### [Given problem]
Go through the lines below and copy each one that holds the string "Attorneys".

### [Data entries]
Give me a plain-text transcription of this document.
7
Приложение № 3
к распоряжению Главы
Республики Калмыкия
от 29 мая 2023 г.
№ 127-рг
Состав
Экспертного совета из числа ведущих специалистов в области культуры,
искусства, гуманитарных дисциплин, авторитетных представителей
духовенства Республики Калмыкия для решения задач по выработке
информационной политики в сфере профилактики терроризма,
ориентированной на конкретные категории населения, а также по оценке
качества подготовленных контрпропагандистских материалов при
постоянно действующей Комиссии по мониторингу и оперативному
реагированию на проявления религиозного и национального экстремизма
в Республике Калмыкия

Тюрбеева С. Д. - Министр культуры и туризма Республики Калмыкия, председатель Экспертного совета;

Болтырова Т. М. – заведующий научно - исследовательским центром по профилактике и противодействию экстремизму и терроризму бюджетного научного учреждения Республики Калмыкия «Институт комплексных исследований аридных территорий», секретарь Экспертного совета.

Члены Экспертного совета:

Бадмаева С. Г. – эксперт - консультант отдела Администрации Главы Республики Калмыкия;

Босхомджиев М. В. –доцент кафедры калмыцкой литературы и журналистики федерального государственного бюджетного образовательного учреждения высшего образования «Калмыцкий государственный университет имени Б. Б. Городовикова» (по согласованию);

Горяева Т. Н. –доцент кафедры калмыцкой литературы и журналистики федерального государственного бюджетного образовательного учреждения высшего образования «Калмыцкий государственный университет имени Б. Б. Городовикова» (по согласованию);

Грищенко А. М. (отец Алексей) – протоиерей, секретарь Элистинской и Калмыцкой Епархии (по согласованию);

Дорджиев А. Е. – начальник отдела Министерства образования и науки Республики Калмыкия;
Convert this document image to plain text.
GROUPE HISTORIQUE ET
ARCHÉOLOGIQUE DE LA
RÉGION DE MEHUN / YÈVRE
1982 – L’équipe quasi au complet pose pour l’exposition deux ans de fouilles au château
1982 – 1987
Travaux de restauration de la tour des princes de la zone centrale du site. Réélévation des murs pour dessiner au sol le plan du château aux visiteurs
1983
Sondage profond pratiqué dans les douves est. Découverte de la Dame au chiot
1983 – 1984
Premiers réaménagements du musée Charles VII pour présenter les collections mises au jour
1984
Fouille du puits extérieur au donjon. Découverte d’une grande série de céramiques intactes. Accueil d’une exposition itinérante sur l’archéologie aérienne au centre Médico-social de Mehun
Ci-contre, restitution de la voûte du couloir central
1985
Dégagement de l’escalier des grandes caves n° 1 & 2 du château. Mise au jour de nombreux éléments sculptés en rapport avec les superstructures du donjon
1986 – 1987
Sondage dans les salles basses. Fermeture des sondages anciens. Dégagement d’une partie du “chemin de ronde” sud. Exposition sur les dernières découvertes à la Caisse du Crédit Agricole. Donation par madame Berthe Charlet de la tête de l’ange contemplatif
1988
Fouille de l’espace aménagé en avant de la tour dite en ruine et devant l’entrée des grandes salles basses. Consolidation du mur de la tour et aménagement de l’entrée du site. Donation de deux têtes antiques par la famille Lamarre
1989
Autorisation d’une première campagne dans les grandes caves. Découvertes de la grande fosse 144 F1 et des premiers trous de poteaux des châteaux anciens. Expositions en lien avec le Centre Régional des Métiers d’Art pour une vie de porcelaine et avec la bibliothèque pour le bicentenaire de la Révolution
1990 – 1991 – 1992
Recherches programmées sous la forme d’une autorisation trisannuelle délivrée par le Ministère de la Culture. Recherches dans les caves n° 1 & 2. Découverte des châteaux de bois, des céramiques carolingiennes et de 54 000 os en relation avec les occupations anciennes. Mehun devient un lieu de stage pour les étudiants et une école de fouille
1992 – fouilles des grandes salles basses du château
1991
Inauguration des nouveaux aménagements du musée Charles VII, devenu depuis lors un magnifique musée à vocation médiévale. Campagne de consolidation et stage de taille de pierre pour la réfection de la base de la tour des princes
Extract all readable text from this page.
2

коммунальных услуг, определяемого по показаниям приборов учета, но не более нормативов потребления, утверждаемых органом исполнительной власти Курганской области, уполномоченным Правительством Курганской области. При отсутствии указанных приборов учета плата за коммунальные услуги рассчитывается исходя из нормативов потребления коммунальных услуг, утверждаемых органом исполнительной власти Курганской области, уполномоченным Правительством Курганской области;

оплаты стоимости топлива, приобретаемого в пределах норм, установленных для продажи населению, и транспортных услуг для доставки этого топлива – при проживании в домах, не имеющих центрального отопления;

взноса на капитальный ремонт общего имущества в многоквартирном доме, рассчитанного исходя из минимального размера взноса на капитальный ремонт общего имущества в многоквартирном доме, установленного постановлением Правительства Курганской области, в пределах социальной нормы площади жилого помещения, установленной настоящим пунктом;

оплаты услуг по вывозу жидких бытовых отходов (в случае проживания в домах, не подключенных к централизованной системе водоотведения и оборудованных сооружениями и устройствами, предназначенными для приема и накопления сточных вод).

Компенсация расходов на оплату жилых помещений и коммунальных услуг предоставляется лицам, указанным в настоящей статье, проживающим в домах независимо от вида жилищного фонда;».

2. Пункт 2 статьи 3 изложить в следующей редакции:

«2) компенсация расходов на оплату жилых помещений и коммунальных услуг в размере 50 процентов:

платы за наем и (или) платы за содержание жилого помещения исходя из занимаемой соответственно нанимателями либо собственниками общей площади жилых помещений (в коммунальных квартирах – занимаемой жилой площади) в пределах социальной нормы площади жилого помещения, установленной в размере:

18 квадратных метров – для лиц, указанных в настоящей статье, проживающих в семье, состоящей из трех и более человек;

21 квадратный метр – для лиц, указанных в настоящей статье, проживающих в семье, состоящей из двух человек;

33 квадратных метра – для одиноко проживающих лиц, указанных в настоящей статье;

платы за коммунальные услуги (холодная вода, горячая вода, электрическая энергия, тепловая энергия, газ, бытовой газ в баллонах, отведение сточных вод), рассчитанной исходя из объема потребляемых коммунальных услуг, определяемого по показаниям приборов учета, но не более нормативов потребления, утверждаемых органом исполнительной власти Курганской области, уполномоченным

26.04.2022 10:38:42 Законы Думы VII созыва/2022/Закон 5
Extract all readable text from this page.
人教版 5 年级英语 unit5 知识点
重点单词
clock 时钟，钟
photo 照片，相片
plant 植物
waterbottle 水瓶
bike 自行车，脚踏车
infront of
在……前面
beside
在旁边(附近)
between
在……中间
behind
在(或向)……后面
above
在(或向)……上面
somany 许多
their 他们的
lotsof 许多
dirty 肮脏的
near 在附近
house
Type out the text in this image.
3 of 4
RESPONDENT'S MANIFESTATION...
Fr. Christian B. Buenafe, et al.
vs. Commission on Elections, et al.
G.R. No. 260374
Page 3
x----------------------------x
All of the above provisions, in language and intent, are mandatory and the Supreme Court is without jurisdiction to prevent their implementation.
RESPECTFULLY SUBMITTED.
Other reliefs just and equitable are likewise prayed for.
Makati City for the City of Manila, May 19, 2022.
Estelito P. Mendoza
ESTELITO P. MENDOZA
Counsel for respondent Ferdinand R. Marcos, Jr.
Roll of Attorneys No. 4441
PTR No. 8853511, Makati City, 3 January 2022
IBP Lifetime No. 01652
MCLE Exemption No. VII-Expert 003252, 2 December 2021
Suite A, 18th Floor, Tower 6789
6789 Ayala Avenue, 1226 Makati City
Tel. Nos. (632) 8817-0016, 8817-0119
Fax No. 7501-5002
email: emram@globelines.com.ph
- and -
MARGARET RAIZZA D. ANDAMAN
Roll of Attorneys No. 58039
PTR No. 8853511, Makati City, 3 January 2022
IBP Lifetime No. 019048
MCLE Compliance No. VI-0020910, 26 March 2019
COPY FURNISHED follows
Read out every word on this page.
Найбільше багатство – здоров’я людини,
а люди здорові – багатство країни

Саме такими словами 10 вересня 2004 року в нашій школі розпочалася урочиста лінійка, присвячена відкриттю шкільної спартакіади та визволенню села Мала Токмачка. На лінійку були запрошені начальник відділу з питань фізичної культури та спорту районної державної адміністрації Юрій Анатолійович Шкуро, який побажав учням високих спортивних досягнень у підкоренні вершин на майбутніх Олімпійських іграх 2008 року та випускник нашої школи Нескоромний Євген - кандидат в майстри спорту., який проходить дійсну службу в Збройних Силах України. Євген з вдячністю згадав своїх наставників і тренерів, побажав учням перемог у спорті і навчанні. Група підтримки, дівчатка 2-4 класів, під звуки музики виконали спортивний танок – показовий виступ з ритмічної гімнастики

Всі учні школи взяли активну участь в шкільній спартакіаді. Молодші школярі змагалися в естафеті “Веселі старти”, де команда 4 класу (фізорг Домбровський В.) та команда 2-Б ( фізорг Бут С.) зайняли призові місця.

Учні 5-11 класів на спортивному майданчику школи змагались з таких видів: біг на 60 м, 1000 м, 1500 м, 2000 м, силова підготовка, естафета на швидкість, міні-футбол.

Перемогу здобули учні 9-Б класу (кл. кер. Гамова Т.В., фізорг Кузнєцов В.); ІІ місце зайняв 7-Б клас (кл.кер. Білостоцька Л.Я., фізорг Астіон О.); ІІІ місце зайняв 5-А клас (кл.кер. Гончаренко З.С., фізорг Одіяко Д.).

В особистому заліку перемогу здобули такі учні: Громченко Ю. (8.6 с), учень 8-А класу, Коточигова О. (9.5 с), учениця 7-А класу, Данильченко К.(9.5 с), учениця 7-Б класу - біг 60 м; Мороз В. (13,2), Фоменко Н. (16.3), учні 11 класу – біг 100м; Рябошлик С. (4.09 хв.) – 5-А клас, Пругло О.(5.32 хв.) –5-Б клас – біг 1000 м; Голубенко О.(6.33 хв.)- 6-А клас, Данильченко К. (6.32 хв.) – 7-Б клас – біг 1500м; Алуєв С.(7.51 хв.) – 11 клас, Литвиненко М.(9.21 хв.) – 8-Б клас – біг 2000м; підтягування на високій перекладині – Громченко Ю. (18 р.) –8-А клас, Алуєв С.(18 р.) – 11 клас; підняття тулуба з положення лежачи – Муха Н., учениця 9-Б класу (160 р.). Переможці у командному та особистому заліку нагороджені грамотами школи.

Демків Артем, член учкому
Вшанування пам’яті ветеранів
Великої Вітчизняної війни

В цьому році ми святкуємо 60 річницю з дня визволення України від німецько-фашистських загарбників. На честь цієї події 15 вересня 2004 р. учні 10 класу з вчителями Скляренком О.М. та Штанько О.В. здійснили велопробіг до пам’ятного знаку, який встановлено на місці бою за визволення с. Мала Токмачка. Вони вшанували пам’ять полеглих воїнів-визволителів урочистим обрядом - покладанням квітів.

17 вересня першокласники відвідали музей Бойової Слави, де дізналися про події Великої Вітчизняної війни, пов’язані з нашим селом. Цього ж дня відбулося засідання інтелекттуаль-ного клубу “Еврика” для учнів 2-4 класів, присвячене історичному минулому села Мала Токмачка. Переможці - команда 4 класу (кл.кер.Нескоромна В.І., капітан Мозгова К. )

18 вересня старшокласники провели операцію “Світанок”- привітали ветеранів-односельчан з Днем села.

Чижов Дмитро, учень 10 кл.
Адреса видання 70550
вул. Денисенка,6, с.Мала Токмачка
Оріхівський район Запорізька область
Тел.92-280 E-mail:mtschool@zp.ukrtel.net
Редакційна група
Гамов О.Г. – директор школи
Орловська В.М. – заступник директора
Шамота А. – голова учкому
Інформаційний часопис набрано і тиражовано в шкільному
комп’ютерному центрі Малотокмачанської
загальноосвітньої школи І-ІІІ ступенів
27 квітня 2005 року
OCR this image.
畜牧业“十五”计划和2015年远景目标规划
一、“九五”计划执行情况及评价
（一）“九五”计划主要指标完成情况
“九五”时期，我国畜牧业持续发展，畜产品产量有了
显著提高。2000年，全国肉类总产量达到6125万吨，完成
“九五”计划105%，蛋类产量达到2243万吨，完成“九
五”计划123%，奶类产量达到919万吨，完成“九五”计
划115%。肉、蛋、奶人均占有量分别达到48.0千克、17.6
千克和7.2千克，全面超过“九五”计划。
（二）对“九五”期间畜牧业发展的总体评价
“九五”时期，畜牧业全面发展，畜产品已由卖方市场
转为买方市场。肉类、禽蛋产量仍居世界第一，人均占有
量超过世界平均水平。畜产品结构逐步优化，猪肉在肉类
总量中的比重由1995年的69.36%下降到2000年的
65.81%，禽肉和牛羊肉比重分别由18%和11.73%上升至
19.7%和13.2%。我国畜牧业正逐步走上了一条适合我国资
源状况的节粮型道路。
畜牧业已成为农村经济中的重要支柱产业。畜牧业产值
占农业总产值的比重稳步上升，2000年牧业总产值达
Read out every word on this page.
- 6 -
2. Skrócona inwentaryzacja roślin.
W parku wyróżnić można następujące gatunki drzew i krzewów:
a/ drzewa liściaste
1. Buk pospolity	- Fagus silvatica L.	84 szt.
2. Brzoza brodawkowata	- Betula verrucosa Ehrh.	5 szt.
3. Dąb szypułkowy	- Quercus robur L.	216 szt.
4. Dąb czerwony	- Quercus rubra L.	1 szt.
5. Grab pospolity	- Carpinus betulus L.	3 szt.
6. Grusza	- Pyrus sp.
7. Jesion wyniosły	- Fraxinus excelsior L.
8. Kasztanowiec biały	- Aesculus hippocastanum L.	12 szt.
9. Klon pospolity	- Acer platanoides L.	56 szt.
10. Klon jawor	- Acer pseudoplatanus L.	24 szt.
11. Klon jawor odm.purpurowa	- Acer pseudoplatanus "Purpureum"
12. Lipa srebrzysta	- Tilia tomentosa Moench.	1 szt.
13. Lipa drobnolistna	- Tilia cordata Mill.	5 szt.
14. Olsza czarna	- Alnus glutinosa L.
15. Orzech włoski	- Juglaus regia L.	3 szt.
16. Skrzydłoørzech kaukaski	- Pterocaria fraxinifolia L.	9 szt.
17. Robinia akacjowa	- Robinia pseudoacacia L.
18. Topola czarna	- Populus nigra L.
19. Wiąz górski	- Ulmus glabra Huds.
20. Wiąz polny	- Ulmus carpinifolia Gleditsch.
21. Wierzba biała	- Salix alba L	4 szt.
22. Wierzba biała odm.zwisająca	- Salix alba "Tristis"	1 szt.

### [Worked answer]
Roll of Attorneys No. 4441
Roll of Attorneys No. 58039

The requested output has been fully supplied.